(Stored dataset items)

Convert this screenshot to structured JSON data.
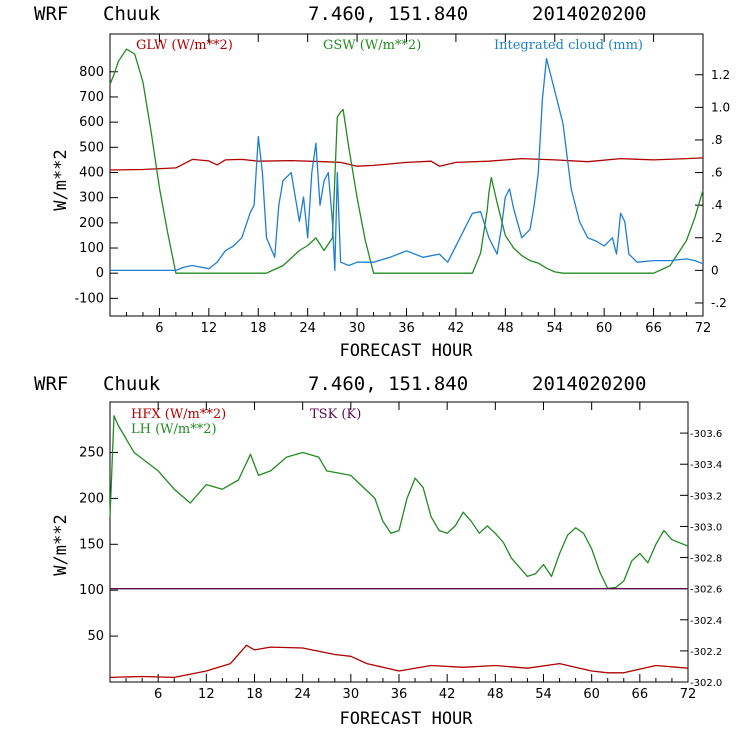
{
  "colors": {
    "red": "#b00000",
    "green": "#228b22",
    "blue": "#1e7fd0",
    "purple": "#5a0a4a",
    "axis": "#000000"
  },
  "chart_data": [
    {
      "type": "line",
      "header": {
        "model": "WRF",
        "station": "Chuuk",
        "coords": "7.460, 151.840",
        "date": "2014020200"
      },
      "xlabel": "FORECAST HOUR",
      "ylabel": "W/m**2",
      "xlim": [
        0,
        72
      ],
      "ylim": [
        -170,
        950
      ],
      "y2lim": [
        -0.28,
        1.45
      ],
      "x_ticks": [
        "6",
        "12",
        "18",
        "24",
        "30",
        "36",
        "42",
        "48",
        "54",
        "60",
        "66",
        "72"
      ],
      "y_ticks": [
        "-100",
        "0",
        "100",
        "200",
        "300",
        "400",
        "500",
        "600",
        "700",
        "800"
      ],
      "y2_ticks": [
        "-.2",
        "0",
        ".2",
        ".4",
        ".6",
        ".8",
        "1.0",
        "1.2"
      ],
      "series": [
        {
          "name": "GLW (W/m**2)",
          "axis": "left",
          "color": "#b00000",
          "x": [
            0,
            4,
            8,
            10,
            12,
            13,
            14,
            16,
            18,
            22,
            26,
            28,
            30,
            32,
            36,
            39,
            40,
            42,
            46,
            50,
            54,
            58,
            62,
            66,
            70,
            72
          ],
          "y": [
            410,
            412,
            418,
            452,
            446,
            430,
            450,
            452,
            445,
            447,
            443,
            440,
            425,
            428,
            440,
            445,
            425,
            440,
            445,
            455,
            450,
            443,
            455,
            450,
            455,
            458
          ]
        },
        {
          "name": "GSW (W/m**2)",
          "axis": "left",
          "color": "#228b22",
          "x": [
            0,
            0.5,
            1,
            2,
            3,
            4,
            5,
            6,
            7,
            8,
            9,
            16,
            19,
            20,
            21,
            22,
            23,
            24,
            25,
            26,
            27,
            27.6,
            28,
            28.3,
            29,
            30,
            31,
            32,
            40,
            44,
            45,
            45.8,
            46,
            46.3,
            47,
            48,
            49,
            50,
            51,
            52,
            53,
            54,
            55,
            56,
            64,
            66,
            68,
            70,
            71,
            72
          ],
          "y": [
            750,
            790,
            840,
            890,
            870,
            760,
            560,
            340,
            160,
            0,
            0,
            0,
            0,
            15,
            30,
            60,
            90,
            110,
            140,
            90,
            140,
            620,
            640,
            650,
            500,
            300,
            130,
            0,
            0,
            0,
            80,
            250,
            320,
            380,
            280,
            150,
            100,
            70,
            50,
            40,
            20,
            5,
            0,
            0,
            0,
            0,
            30,
            130,
            220,
            330
          ]
        },
        {
          "name": "Integrated cloud (mm)",
          "axis": "right",
          "color": "#1e7fd0",
          "x": [
            0,
            8,
            9,
            10,
            11,
            12,
            13,
            14,
            15,
            16,
            17,
            17.5,
            18,
            18.5,
            19,
            20,
            20.5,
            21,
            22,
            23,
            23.5,
            24,
            24.5,
            25,
            25.5,
            26,
            26.5,
            27,
            27.3,
            27.6,
            28,
            29,
            30,
            32,
            34,
            36,
            38,
            40,
            41,
            42,
            43,
            44,
            45,
            46,
            47,
            47.5,
            48,
            48.5,
            49,
            50,
            51,
            51.5,
            52,
            52.5,
            53,
            54,
            55,
            56,
            57,
            58,
            59,
            60,
            61,
            61.5,
            62,
            62.5,
            63,
            64,
            66,
            68,
            70,
            71,
            72
          ],
          "y": [
            0,
            0,
            0.02,
            0.03,
            0.02,
            0.01,
            0.05,
            0.12,
            0.15,
            0.2,
            0.35,
            0.4,
            0.82,
            0.6,
            0.2,
            0.08,
            0.4,
            0.55,
            0.6,
            0.3,
            0.45,
            0.2,
            0.6,
            0.78,
            0.4,
            0.55,
            0.6,
            0.3,
            0.0,
            0.6,
            0.05,
            0.03,
            0.05,
            0.05,
            0.08,
            0.12,
            0.08,
            0.1,
            0.05,
            0.15,
            0.25,
            0.35,
            0.36,
            0.2,
            0.1,
            0.25,
            0.45,
            0.5,
            0.38,
            0.2,
            0.25,
            0.4,
            0.6,
            1.05,
            1.3,
            1.1,
            0.9,
            0.5,
            0.3,
            0.2,
            0.18,
            0.15,
            0.2,
            0.1,
            0.35,
            0.3,
            0.1,
            0.05,
            0.06,
            0.06,
            0.07,
            0.06,
            0.04
          ]
        }
      ]
    },
    {
      "type": "line",
      "header": {
        "model": "WRF",
        "station": "Chuuk",
        "coords": "7.460, 151.840",
        "date": "2014020200"
      },
      "xlabel": "FORECAST HOUR",
      "ylabel": "W/m**2",
      "xlim": [
        0,
        72
      ],
      "ylim": [
        0,
        305
      ],
      "y2lim": [
        302.0,
        303.8
      ],
      "x_ticks": [
        "6",
        "12",
        "18",
        "24",
        "30",
        "36",
        "42",
        "48",
        "54",
        "60",
        "66",
        "72"
      ],
      "y_ticks": [
        "50",
        "100",
        "150",
        "200",
        "250"
      ],
      "y2_ticks": [
        "302.0",
        "302.2",
        "302.4",
        "302.6",
        "302.8",
        "303.0",
        "303.2",
        "303.4",
        "303.6"
      ],
      "series": [
        {
          "name": "HFX (W/m**2)",
          "axis": "left",
          "color": "#b00000",
          "x": [
            0,
            4,
            8,
            12,
            15,
            17,
            18,
            20,
            24,
            28,
            30,
            32,
            36,
            40,
            44,
            48,
            52,
            56,
            60,
            62,
            64,
            66,
            68,
            72
          ],
          "y": [
            5,
            6,
            5,
            12,
            20,
            40,
            35,
            38,
            37,
            30,
            28,
            20,
            12,
            18,
            16,
            18,
            15,
            20,
            12,
            10,
            10,
            14,
            18,
            15
          ]
        },
        {
          "name": "LH (W/m**2)",
          "axis": "left",
          "color": "#228b22",
          "x": [
            0,
            0.5,
            1,
            3,
            6,
            8,
            10,
            12,
            14,
            16,
            17.5,
            18.5,
            20,
            22,
            24,
            26,
            27,
            30,
            33,
            34,
            35,
            36,
            37,
            38,
            39,
            40,
            41,
            42,
            43,
            44,
            45,
            46,
            47,
            48,
            49,
            50,
            52,
            53,
            54,
            55,
            56,
            57,
            58,
            59,
            60,
            61,
            62,
            63,
            64,
            65,
            66,
            67,
            68,
            69,
            70,
            72
          ],
          "y": [
            180,
            290,
            280,
            250,
            230,
            210,
            195,
            215,
            210,
            220,
            248,
            225,
            230,
            245,
            250,
            245,
            230,
            225,
            200,
            175,
            162,
            165,
            200,
            222,
            212,
            180,
            165,
            162,
            170,
            185,
            175,
            162,
            170,
            162,
            152,
            135,
            115,
            118,
            128,
            115,
            140,
            160,
            168,
            162,
            145,
            120,
            102,
            103,
            110,
            132,
            140,
            130,
            150,
            165,
            155,
            148
          ]
        },
        {
          "name": "TSK (K)",
          "axis": "right",
          "color": "#5a0a4a",
          "x": [
            0,
            72
          ],
          "y": [
            302.6,
            302.6
          ]
        }
      ]
    }
  ]
}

> PROMPT: Transcribe every entry word for word, but omit the pictures.

> THE OUTPUT:
Convert this screenshot to structured JSON data.
{
  "colors": {
    "red": "#b00000",
    "green": "#228b22",
    "blue": "#1e7fd0",
    "purple": "#5a0a4a",
    "axis": "#000000"
  },
  "chart_data": [
    {
      "type": "line",
      "header": {
        "model": "WRF",
        "station": "Chuuk",
        "coords": "7.460, 151.840",
        "date": "2014020200"
      },
      "xlabel": "FORECAST HOUR",
      "ylabel": "W/m**2",
      "xlim": [
        0,
        72
      ],
      "ylim": [
        -170,
        950
      ],
      "y2lim": [
        -0.28,
        1.45
      ],
      "x_ticks": [
        "6",
        "12",
        "18",
        "24",
        "30",
        "36",
        "42",
        "48",
        "54",
        "60",
        "66",
        "72"
      ],
      "y_ticks": [
        "-100",
        "0",
        "100",
        "200",
        "300",
        "400",
        "500",
        "600",
        "700",
        "800"
      ],
      "y2_ticks": [
        "-.2",
        "0",
        ".2",
        ".4",
        ".6",
        ".8",
        "1.0",
        "1.2"
      ],
      "series": [
        {
          "name": "GLW (W/m**2)",
          "axis": "left",
          "color": "#b00000",
          "x": [
            0,
            4,
            8,
            10,
            12,
            13,
            14,
            16,
            18,
            22,
            26,
            28,
            30,
            32,
            36,
            39,
            40,
            42,
            46,
            50,
            54,
            58,
            62,
            66,
            70,
            72
          ],
          "y": [
            410,
            412,
            418,
            452,
            446,
            430,
            450,
            452,
            445,
            447,
            443,
            440,
            425,
            428,
            440,
            445,
            425,
            440,
            445,
            455,
            450,
            443,
            455,
            450,
            455,
            458
          ]
        },
        {
          "name": "GSW (W/m**2)",
          "axis": "left",
          "color": "#228b22",
          "x": [
            0,
            0.5,
            1,
            2,
            3,
            4,
            5,
            6,
            7,
            8,
            9,
            16,
            19,
            20,
            21,
            22,
            23,
            24,
            25,
            26,
            27,
            27.6,
            28,
            28.3,
            29,
            30,
            31,
            32,
            40,
            44,
            45,
            45.8,
            46,
            46.3,
            47,
            48,
            49,
            50,
            51,
            52,
            53,
            54,
            55,
            56,
            64,
            66,
            68,
            70,
            71,
            72
          ],
          "y": [
            750,
            790,
            840,
            890,
            870,
            760,
            560,
            340,
            160,
            0,
            0,
            0,
            0,
            15,
            30,
            60,
            90,
            110,
            140,
            90,
            140,
            620,
            640,
            650,
            500,
            300,
            130,
            0,
            0,
            0,
            80,
            250,
            320,
            380,
            280,
            150,
            100,
            70,
            50,
            40,
            20,
            5,
            0,
            0,
            0,
            0,
            30,
            130,
            220,
            330
          ]
        },
        {
          "name": "Integrated cloud (mm)",
          "axis": "right",
          "color": "#1e7fd0",
          "x": [
            0,
            8,
            9,
            10,
            11,
            12,
            13,
            14,
            15,
            16,
            17,
            17.5,
            18,
            18.5,
            19,
            20,
            20.5,
            21,
            22,
            23,
            23.5,
            24,
            24.5,
            25,
            25.5,
            26,
            26.5,
            27,
            27.3,
            27.6,
            28,
            29,
            30,
            32,
            34,
            36,
            38,
            40,
            41,
            42,
            43,
            44,
            45,
            46,
            47,
            47.5,
            48,
            48.5,
            49,
            50,
            51,
            51.5,
            52,
            52.5,
            53,
            54,
            55,
            56,
            57,
            58,
            59,
            60,
            61,
            61.5,
            62,
            62.5,
            63,
            64,
            66,
            68,
            70,
            71,
            72
          ],
          "y": [
            0,
            0,
            0.02,
            0.03,
            0.02,
            0.01,
            0.05,
            0.12,
            0.15,
            0.2,
            0.35,
            0.4,
            0.82,
            0.6,
            0.2,
            0.08,
            0.4,
            0.55,
            0.6,
            0.3,
            0.45,
            0.2,
            0.6,
            0.78,
            0.4,
            0.55,
            0.6,
            0.3,
            0.0,
            0.6,
            0.05,
            0.03,
            0.05,
            0.05,
            0.08,
            0.12,
            0.08,
            0.1,
            0.05,
            0.15,
            0.25,
            0.35,
            0.36,
            0.2,
            0.1,
            0.25,
            0.45,
            0.5,
            0.38,
            0.2,
            0.25,
            0.4,
            0.6,
            1.05,
            1.3,
            1.1,
            0.9,
            0.5,
            0.3,
            0.2,
            0.18,
            0.15,
            0.2,
            0.1,
            0.35,
            0.3,
            0.1,
            0.05,
            0.06,
            0.06,
            0.07,
            0.06,
            0.04
          ]
        }
      ]
    },
    {
      "type": "line",
      "header": {
        "model": "WRF",
        "station": "Chuuk",
        "coords": "7.460, 151.840",
        "date": "2014020200"
      },
      "xlabel": "FORECAST HOUR",
      "ylabel": "W/m**2",
      "xlim": [
        0,
        72
      ],
      "ylim": [
        0,
        305
      ],
      "y2lim": [
        302.0,
        303.8
      ],
      "x_ticks": [
        "6",
        "12",
        "18",
        "24",
        "30",
        "36",
        "42",
        "48",
        "54",
        "60",
        "66",
        "72"
      ],
      "y_ticks": [
        "50",
        "100",
        "150",
        "200",
        "250"
      ],
      "y2_ticks": [
        "302.0",
        "302.2",
        "302.4",
        "302.6",
        "302.8",
        "303.0",
        "303.2",
        "303.4",
        "303.6"
      ],
      "series": [
        {
          "name": "HFX (W/m**2)",
          "axis": "left",
          "color": "#b00000",
          "x": [
            0,
            4,
            8,
            12,
            15,
            17,
            18,
            20,
            24,
            28,
            30,
            32,
            36,
            40,
            44,
            48,
            52,
            56,
            60,
            62,
            64,
            66,
            68,
            72
          ],
          "y": [
            5,
            6,
            5,
            12,
            20,
            40,
            35,
            38,
            37,
            30,
            28,
            20,
            12,
            18,
            16,
            18,
            15,
            20,
            12,
            10,
            10,
            14,
            18,
            15
          ]
        },
        {
          "name": "LH (W/m**2)",
          "axis": "left",
          "color": "#228b22",
          "x": [
            0,
            0.5,
            1,
            3,
            6,
            8,
            10,
            12,
            14,
            16,
            17.5,
            18.5,
            20,
            22,
            24,
            26,
            27,
            30,
            33,
            34,
            35,
            36,
            37,
            38,
            39,
            40,
            41,
            42,
            43,
            44,
            45,
            46,
            47,
            48,
            49,
            50,
            52,
            53,
            54,
            55,
            56,
            57,
            58,
            59,
            60,
            61,
            62,
            63,
            64,
            65,
            66,
            67,
            68,
            69,
            70,
            72
          ],
          "y": [
            180,
            290,
            280,
            250,
            230,
            210,
            195,
            215,
            210,
            220,
            248,
            225,
            230,
            245,
            250,
            245,
            230,
            225,
            200,
            175,
            162,
            165,
            200,
            222,
            212,
            180,
            165,
            162,
            170,
            185,
            175,
            162,
            170,
            162,
            152,
            135,
            115,
            118,
            128,
            115,
            140,
            160,
            168,
            162,
            145,
            120,
            102,
            103,
            110,
            132,
            140,
            130,
            150,
            165,
            155,
            148
          ]
        },
        {
          "name": "TSK (K)",
          "axis": "right",
          "color": "#5a0a4a",
          "x": [
            0,
            72
          ],
          "y": [
            302.6,
            302.6
          ]
        }
      ]
    }
  ]
}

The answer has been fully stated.